• _Do this_: Pull out every line with the word "glidelås".

• _Provided entries_:

■ ■ ■ ■ ■

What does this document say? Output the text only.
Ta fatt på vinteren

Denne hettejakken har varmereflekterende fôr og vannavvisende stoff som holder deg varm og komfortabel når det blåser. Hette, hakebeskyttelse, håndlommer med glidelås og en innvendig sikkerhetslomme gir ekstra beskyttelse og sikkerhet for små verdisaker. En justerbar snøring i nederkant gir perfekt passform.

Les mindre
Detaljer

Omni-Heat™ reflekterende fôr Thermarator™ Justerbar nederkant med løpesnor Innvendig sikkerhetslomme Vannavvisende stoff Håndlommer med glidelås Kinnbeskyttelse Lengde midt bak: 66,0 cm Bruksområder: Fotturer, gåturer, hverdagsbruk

■ ■ ■ ■ ■

• _Result of this task_:
Denne hettejakken har varmereflekterende fôr og vannavvisende stoff som holder deg varm og komfortabel når det blåser. Hette, hakebeskyttelse, håndlommer med glidelås og en innvendig sikkerhetslomme gir ekstra beskyttelse og sikkerhet for små verdisaker. En justerbar snøring i nederkant gir perfekt passform.
Omni-Heat™ reflekterende fôr Thermarator™ Justerbar nederkant med løpesnor Innvendig sikkerhetslomme Vannavvisende stoff Håndlommer med glidelås Kinnbeskyttelse Lengde midt bak: 66,0 cm Bruksområder: Fotturer, gåturer, hverdagsbruk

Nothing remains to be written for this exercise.